__Aim of the task__.
Can you reproduce the records below verbatim, beginning at the line that contains "thickness-mm: 50 [419, 67, 435, 82]" and stopping after the line that contains "heat-loss-cell: 16.57 [201, 234, 265, 258]"?

__Provided material__.
==*==

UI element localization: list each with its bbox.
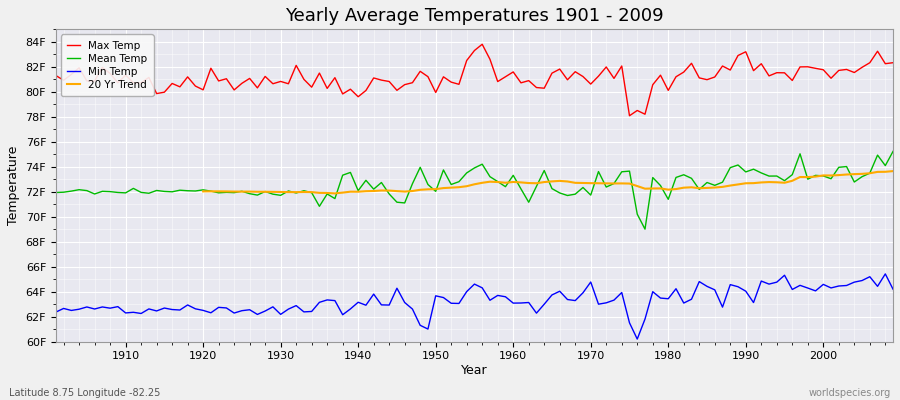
- Max Temp: [516, 80, 526, 85]
- Mean Temp: [500, 184, 511, 189]
- Mean Temp: [283, 188, 293, 193]
- Mean Temp: [50, 190, 61, 195]
- 20 Yr Trend: [795, 175, 806, 180]
- Max Temp: [624, 113, 634, 118]
- Max Temp: [283, 81, 293, 86]
- Min Temp: [880, 272, 891, 276]
- Line: 20 Yr Trend: 20 Yr Trend: [203, 171, 893, 193]
- Mean Temp: [329, 196, 340, 201]
- Mean Temp: [887, 149, 898, 154]
- Max Temp: [50, 73, 61, 78]
- Min Temp: [500, 294, 511, 299]
- 20 Yr Trend: [779, 180, 790, 185]
- 20 Yr Trend: [198, 189, 209, 194]
- Min Temp: [601, 300, 612, 305]
- Legend: Max Temp, Mean Temp, Min Temp, 20 Yr Trend: Max Temp, Mean Temp, Min Temp, 20 Yr Tre…: [61, 34, 154, 96]
- Mean Temp: [508, 173, 518, 178]
- Line: Min Temp: Min Temp: [56, 274, 893, 339]
- Text: Latitude 8.75 Longitude -82.25: Latitude 8.75 Longitude -82.25: [9, 388, 160, 398]
- Min Temp: [887, 287, 898, 292]
- Mean Temp: [601, 185, 612, 190]
- 20 Yr Trend: [887, 169, 898, 174]
- Min Temp: [329, 298, 340, 303]
- Line: Max Temp: Max Temp: [56, 44, 893, 116]
- Max Temp: [887, 60, 898, 65]
- Max Temp: [608, 76, 619, 81]
- Title: Yearly Average Temperatures 1901 - 2009: Yearly Average Temperatures 1901 - 2009: [285, 7, 664, 25]
- X-axis label: Year: Year: [461, 364, 488, 377]
- Text: worldspecies.org: worldspecies.org: [809, 388, 891, 398]
- Max Temp: [508, 70, 518, 74]
- Min Temp: [283, 307, 293, 312]
- Max Temp: [112, 80, 123, 85]
- Min Temp: [508, 301, 518, 306]
- 20 Yr Trend: [415, 188, 426, 192]
- Mean Temp: [640, 227, 651, 232]
- Max Temp: [329, 75, 340, 80]
- Min Temp: [632, 337, 643, 342]
- Y-axis label: Temperature: Temperature: [7, 146, 20, 225]
- Max Temp: [477, 42, 488, 47]
- 20 Yr Trend: [329, 191, 340, 196]
- Min Temp: [50, 310, 61, 314]
- Line: Mean Temp: Mean Temp: [56, 151, 893, 229]
- 20 Yr Trend: [291, 190, 302, 194]
- Min Temp: [112, 304, 123, 309]
- 20 Yr Trend: [864, 171, 875, 176]
- Mean Temp: [112, 190, 123, 195]
- 20 Yr Trend: [686, 185, 697, 190]
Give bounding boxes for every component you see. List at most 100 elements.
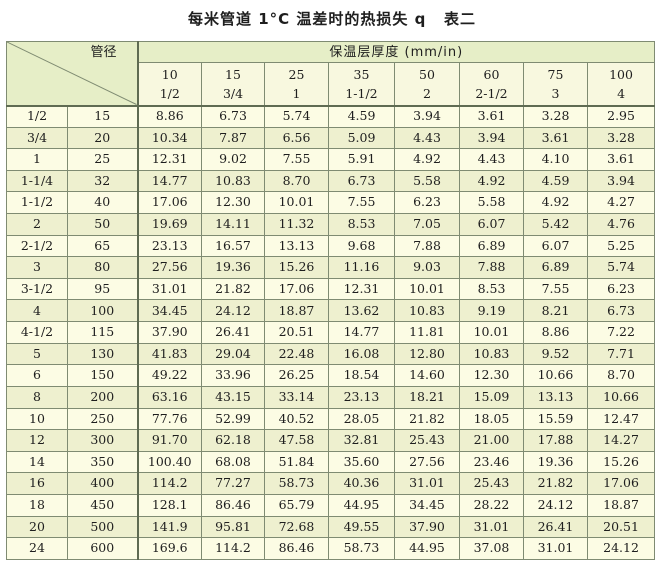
thickness-mm: 50 [419, 67, 435, 82]
diameter-in-cell: 4 [6, 299, 68, 323]
heat-loss-cell: 23.46 [459, 450, 524, 474]
table-row: 2 50 19.69 14.11 11.32 8.53 7.05 6.07 5.42 4.76 [6, 213, 656, 236]
heat-loss-cell: 4.76 [586, 213, 656, 236]
diameter-in-cell: 3/4 [6, 126, 68, 150]
table-row: 16 400 114.2 77.27 58.73 40.36 31.01 25.43 21.82… [6, 472, 656, 495]
table-row: 1 25 12.31 9.02 7.55 5.91 4.92 4.43 4.10 3.61 [6, 148, 656, 171]
heat-loss-cell: 16.57 [201, 234, 265, 258]
heat-loss-cell: 9.03 [394, 256, 460, 279]
heat-loss-cell: 65.79 [264, 493, 329, 517]
heat-loss-cell: 31.01 [137, 277, 202, 301]
thickness-mm: 75 [547, 67, 564, 82]
heat-loss-cell: 34.45 [137, 299, 202, 323]
heat-loss-cell: 4.59 [328, 105, 395, 128]
heat-loss-cell: 24.12 [201, 299, 265, 323]
heat-loss-cell: 26.25 [264, 364, 329, 387]
table-row: 10 250 77.76 52.99 40.52 28.05 21.82 18.05 15.59… [6, 407, 656, 431]
heat-loss-cell: 3.61 [523, 126, 588, 150]
heat-loss-cell: 3.61 [459, 105, 524, 128]
heat-loss-cell: 12.30 [459, 364, 524, 387]
heat-loss-cell: 24.12 [586, 537, 656, 560]
heat-loss-cell: 47.58 [264, 429, 329, 452]
diameter-mm-cell: 400 [67, 472, 139, 495]
thickness-header-25: 25 1 [264, 62, 329, 107]
heat-loss-cell: 18.54 [328, 364, 395, 387]
heat-loss-cell: 23.13 [137, 234, 202, 258]
diameter-in-cell: 6 [6, 364, 68, 387]
heat-loss-cell: 9.19 [459, 299, 524, 323]
diameter-in-cell: 1-1/4 [6, 169, 68, 193]
table-row: 3/4 20 10.34 7.87 6.56 5.09 4.43 3.94 3.61 3.28 [6, 126, 656, 150]
heat-loss-cell: 10.83 [394, 299, 460, 323]
heat-loss-cell: 10.83 [201, 169, 265, 193]
table-row: 1-1/4 32 14.77 10.83 8.70 6.73 5.58 4.92 4.59 3.9… [6, 169, 656, 193]
heat-loss-cell: 14.27 [586, 429, 656, 452]
heat-loss-cell: 13.62 [328, 299, 395, 323]
diameter-in-cell: 20 [6, 515, 68, 539]
heat-loss-cell: 9.68 [328, 234, 395, 258]
heat-loss-cell: 12.47 [586, 407, 656, 431]
heat-loss-cell: 5.25 [586, 234, 656, 258]
thickness-in: 2 [423, 86, 431, 101]
heat-loss-cell: 11.81 [394, 321, 460, 344]
heat-loss-cell: 27.56 [394, 450, 460, 474]
heat-loss-cell: 13.13 [264, 234, 329, 258]
heat-loss-cell: 4.59 [523, 169, 588, 193]
diameter-in-cell: 10 [6, 407, 68, 431]
heat-loss-cell: 4.92 [394, 148, 460, 171]
table-row: 8 200 63.16 43.15 33.14 23.13 18.21 15.09 13.13 1… [6, 385, 656, 409]
heat-loss-cell: 100.40 [137, 450, 202, 474]
heat-loss-cell: 35.60 [328, 450, 395, 474]
diameter-in-cell: 1/2 [6, 105, 68, 128]
heat-loss-cell: 49.22 [137, 364, 202, 387]
heat-loss-cell: 15.26 [586, 450, 656, 474]
heat-loss-cell: 77.76 [137, 407, 202, 431]
heat-loss-cell: 6.23 [586, 277, 656, 301]
heat-loss-cell: 27.56 [137, 256, 202, 279]
pipe-diameter-label: 管径 [90, 45, 117, 60]
diameter-mm-cell: 300 [67, 429, 139, 452]
heat-loss-cell: 22.48 [264, 342, 329, 366]
table-row: 24 600 169.6 114.2 86.46 58.73 44.95 37.08 31.01… [6, 537, 656, 560]
heat-loss-cell: 33.14 [264, 385, 329, 409]
heat-loss-cell: 58.73 [328, 537, 395, 560]
heat-loss-cell: 14.11 [201, 213, 265, 236]
diameter-in-cell: 4-1/2 [6, 321, 68, 344]
thickness-header-row: 10 1/2 15 3/4 25 1 35 1-1/2 50 2 60 2-1/2 75 3 100 4 [6, 62, 656, 107]
table-number: 表二 [444, 10, 477, 28]
heat-loss-cell: 3.94 [394, 105, 460, 128]
heat-loss-cell: 12.31 [137, 148, 202, 171]
heat-loss-cell: 31.01 [459, 515, 524, 539]
heat-loss-cell: 6.89 [459, 234, 524, 258]
heat-loss-cell: 6.23 [394, 191, 460, 215]
heat-loss-cell: 4.27 [586, 191, 656, 215]
heat-loss-cell: 63.16 [137, 385, 202, 409]
thickness-in: 1/2 [159, 86, 180, 101]
heat-loss-cell: 4.92 [459, 169, 524, 193]
heat-loss-cell: 44.95 [328, 493, 395, 517]
heat-loss-cell: 15.26 [264, 256, 329, 279]
heat-loss-cell: 10.34 [137, 126, 202, 150]
diameter-mm-cell: 100 [67, 299, 139, 323]
diameter-mm-cell: 200 [67, 385, 139, 409]
heat-loss-cell: 18.87 [586, 493, 656, 517]
heat-loss-cell: 3.61 [586, 148, 656, 171]
heat-loss-cell: 26.41 [201, 321, 265, 344]
heat-loss-cell: 8.53 [459, 277, 524, 301]
heat-loss-cell: 7.55 [328, 191, 395, 215]
diameter-mm-cell: 50 [67, 213, 139, 236]
diameter-mm-cell: 32 [67, 169, 139, 193]
diameter-mm-cell: 250 [67, 407, 139, 431]
heat-loss-cell: 31.01 [394, 472, 460, 495]
heat-loss-cell: 32.81 [328, 429, 395, 452]
heat-loss-cell: 7.88 [394, 234, 460, 258]
heat-loss-cell: 3.28 [586, 126, 656, 150]
thickness-header-75: 75 3 [523, 62, 588, 107]
heat-loss-cell: 10.66 [586, 385, 656, 409]
diameter-in-cell: 16 [6, 472, 68, 495]
thickness-mm: 60 [483, 67, 500, 82]
thickness-in: 3 [551, 86, 560, 101]
thickness-header-15: 15 3/4 [201, 62, 265, 107]
heat-loss-cell: 14.77 [328, 321, 395, 344]
heat-loss-cell: 10.83 [459, 342, 524, 366]
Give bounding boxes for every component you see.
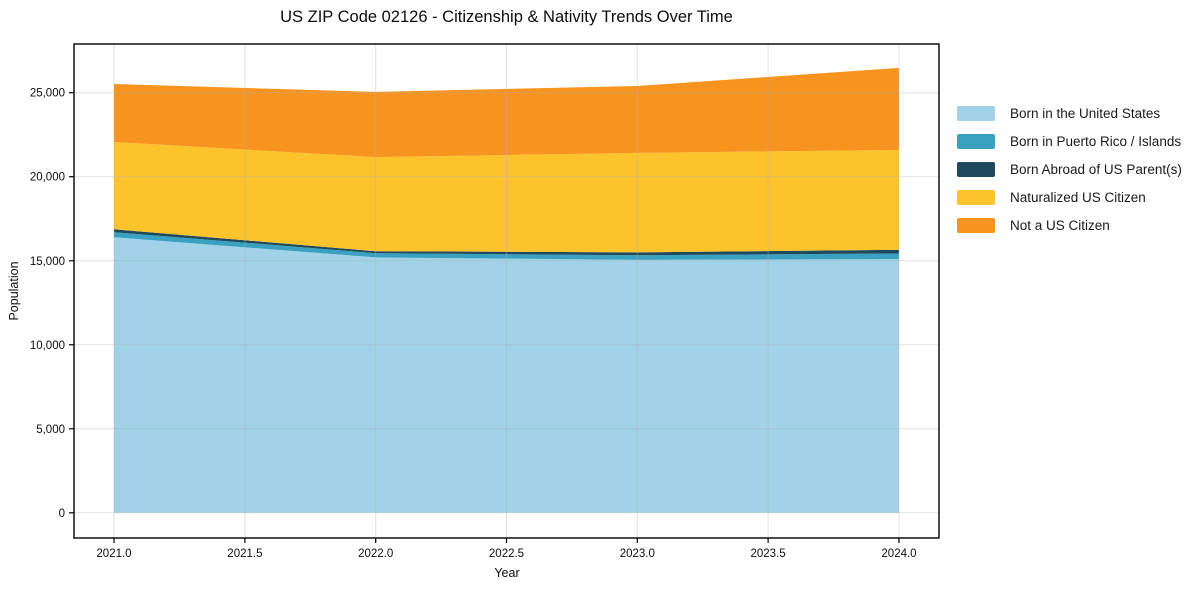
x-tick-label: 2024.0	[881, 548, 916, 560]
legend-label: Born in the United States	[1010, 106, 1161, 121]
y-axis-label: Population	[7, 261, 21, 321]
legend-item-2: Born Abroad of US Parent(s)	[957, 162, 1182, 177]
y-tick-label: 10,000	[30, 340, 65, 352]
legend-label: Not a US Citizen	[1010, 218, 1110, 233]
legend-item-4: Not a US Citizen	[957, 218, 1182, 233]
y-tick-label: 20,000	[30, 172, 65, 184]
legend-swatch-icon	[957, 190, 995, 205]
legend: Born in the United States Born in Puerto …	[957, 106, 1182, 233]
legend-item-1: Born in Puerto Rico / Islands	[957, 134, 1182, 149]
x-tick-label: 2022.0	[358, 548, 393, 560]
y-tick-label: 5,000	[36, 424, 65, 436]
legend-item-3: Naturalized US Citizen	[957, 190, 1182, 205]
legend-label: Born in Puerto Rico / Islands	[1010, 134, 1182, 149]
x-tick-label: 2023.5	[751, 548, 786, 560]
area-1	[114, 232, 899, 260]
area-4	[114, 67, 899, 158]
x-tick-label: 2021.0	[96, 548, 131, 560]
legend-item-0: Born in the United States	[957, 106, 1182, 121]
legend-swatch-icon	[957, 134, 995, 149]
x-tick-label: 2022.5	[489, 548, 524, 560]
legend-label: Naturalized US Citizen	[1010, 190, 1146, 205]
legend-swatch-icon	[957, 162, 995, 177]
x-tick-label: 2021.5	[227, 548, 262, 560]
y-tick-label: 15,000	[30, 256, 65, 268]
y-tick-label: 0	[59, 508, 65, 520]
legend-swatch-icon	[957, 106, 995, 121]
y-tick-label: 25,000	[30, 88, 65, 100]
legend-swatch-icon	[957, 218, 995, 233]
area-0	[114, 237, 899, 513]
area-3	[114, 142, 899, 253]
area-2	[114, 229, 899, 256]
legend-label: Born Abroad of US Parent(s)	[1010, 162, 1182, 177]
chart-title: US ZIP Code 02126 - Citizenship & Nativi…	[280, 8, 733, 26]
x-tick-label: 2023.0	[620, 548, 655, 560]
x-axis-label: Year	[494, 566, 520, 580]
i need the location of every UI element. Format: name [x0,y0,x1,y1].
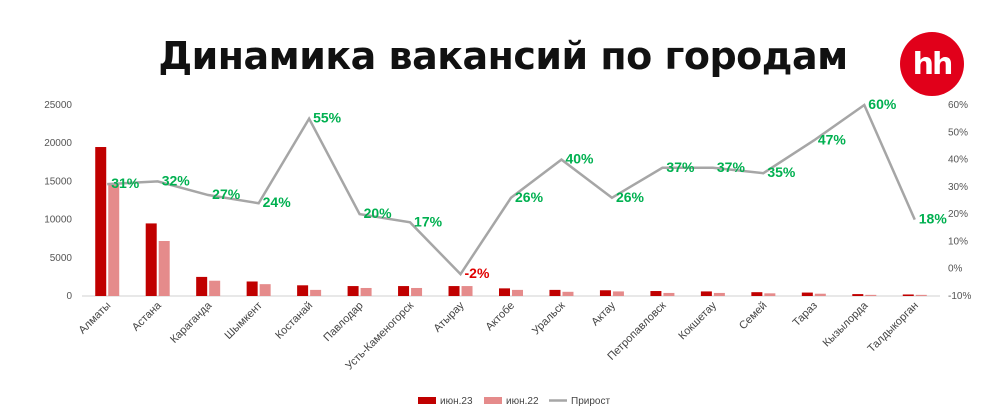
legend-swatch [418,397,436,404]
category-label: Шымкент [223,300,265,342]
bar-jun22 [612,291,624,296]
growth-data-label: 47% [818,131,847,147]
right-tick-label: 30% [948,182,968,193]
growth-data-label: 17% [414,213,443,229]
category-label: Семей [737,300,769,332]
right-tick-label: 60% [948,100,968,111]
category-label: Кокшетау [676,299,719,342]
growth-data-label: 35% [767,164,796,180]
growth-data-label: 60% [868,96,897,112]
left-tick-label: 20000 [44,138,72,149]
right-tick-label: 10% [948,236,968,247]
chart-title: Динамика вакансий по городам [158,34,848,78]
bar-jun23 [852,294,864,296]
right-tick-label: 40% [948,155,968,166]
bar-jun22 [562,291,574,296]
growth-labels: 31% 32% 27% 24% 55% 20% 17% -2% 26% 40% 26% 37% 37% 3… [111,96,947,281]
bar-jun23 [549,289,561,296]
growth-data-label: 18% [919,211,948,227]
bar-jun23 [700,291,712,296]
legend-swatch [484,397,502,404]
hh-logo: hh [900,32,964,96]
bar-jun23 [347,286,359,296]
bar-jun23 [145,223,157,296]
category-label: Костанай [273,300,315,342]
bar-jun23 [499,288,510,296]
legend-label: июн.22 [506,396,539,407]
growth-data-label: 37% [717,159,746,175]
category-label: Тараз [791,300,820,329]
legend-label: Прирост [571,396,610,407]
bar-jun23 [196,276,208,296]
growth-data-label: 31% [111,175,140,191]
right-tick-label: 50% [948,127,968,138]
bar-jun23 [398,286,410,296]
bar-jun22 [310,289,322,296]
bar-jun22 [158,240,170,296]
right-tick-label: 20% [948,209,968,220]
right-axis-ticks: -10% 0% 10% 20% 30% 40% 50% 60% [948,100,971,302]
left-tick-label: 15000 [44,176,72,187]
bar-jun22 [108,182,120,296]
bar-jun23 [599,290,611,296]
growth-data-label: -2% [465,265,490,281]
category-label: Атырау [432,299,467,334]
left-tick-label: 25000 [44,100,72,111]
growth-data-label: 24% [263,194,292,210]
category-label: Алматы [76,300,113,337]
bar-jun23 [650,291,662,296]
bar-jun23 [902,294,914,296]
category-label: Актобе [483,300,517,334]
growth-data-label: 26% [515,189,544,205]
growth-data-label: 37% [666,159,695,175]
bar-jun22 [411,287,423,296]
right-tick-label: 0% [948,264,963,275]
left-tick-label: 5000 [50,253,73,264]
bar-jun22 [663,292,675,296]
bar-jun22 [512,289,523,296]
left-axis-ticks: 0 5000 10000 15000 20000 25000 [44,100,72,302]
growth-data-label: 20% [364,205,393,221]
category-labels: Алматы Астана Караганда Шымкент Костанай Павл… [76,299,920,372]
growth-line [107,103,916,277]
category-label: Павлодар [321,300,365,344]
category-label: Караганда [168,299,215,346]
growth-data-label: 27% [212,186,241,202]
bar-jun23 [801,292,813,296]
growth-data-label: 40% [565,151,594,167]
right-tick-label: -10% [948,291,971,302]
category-label: Астана [130,299,165,334]
bar-jun22 [814,293,826,296]
bar-jun23 [297,285,309,296]
bar-jun22 [209,280,221,296]
category-label: Актау [589,299,618,328]
growth-data-label: 26% [616,189,645,205]
category-label: Талдыкорган [866,300,921,355]
bar-jun22 [259,284,271,296]
bar-jun22 [713,292,725,296]
bar-jun22 [461,286,473,296]
bar-jun22 [865,294,877,296]
bars [95,147,927,296]
bar-jun22 [915,294,927,296]
left-tick-label: 10000 [44,215,72,226]
bar-jun23 [246,281,258,296]
bar-jun23 [95,147,107,296]
bar-jun22 [764,293,776,296]
bar-jun22 [360,287,372,296]
growth-data-label: 55% [313,110,342,126]
left-tick-label: 0 [66,291,72,302]
bar-jun23 [448,286,460,296]
legend: июн.23 июн.22 Прирост [418,396,610,407]
bar-jun23 [751,292,763,296]
category-label: Уральск [530,300,568,338]
growth-data-label: 32% [162,172,191,188]
category-label: Кызылорда [821,299,871,349]
legend-label: июн.23 [440,396,473,407]
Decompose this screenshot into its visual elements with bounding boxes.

==*==

__Answer to this task__.
thickness-mm: 50 [419, 67, 435, 82]
diameter-in-cell: 4 [6, 299, 68, 323]
heat-loss-cell: 23.46 [459, 450, 524, 474]
table-row: 2 50 19.69 14.11 11.32 8.53 7.05 6.07 5.42 4.76 [6, 213, 656, 236]
heat-loss-cell: 4.76 [586, 213, 656, 236]
diameter-in-cell: 3/4 [6, 126, 68, 150]
table-row: 16 400 114.2 77.27 58.73 40.36 31.01 25.43 21.82… [6, 472, 656, 495]
table-row: 1 25 12.31 9.02 7.55 5.91 4.92 4.43 4.10 3.61 [6, 148, 656, 171]
heat-loss-cell: 16.57 [201, 234, 265, 258]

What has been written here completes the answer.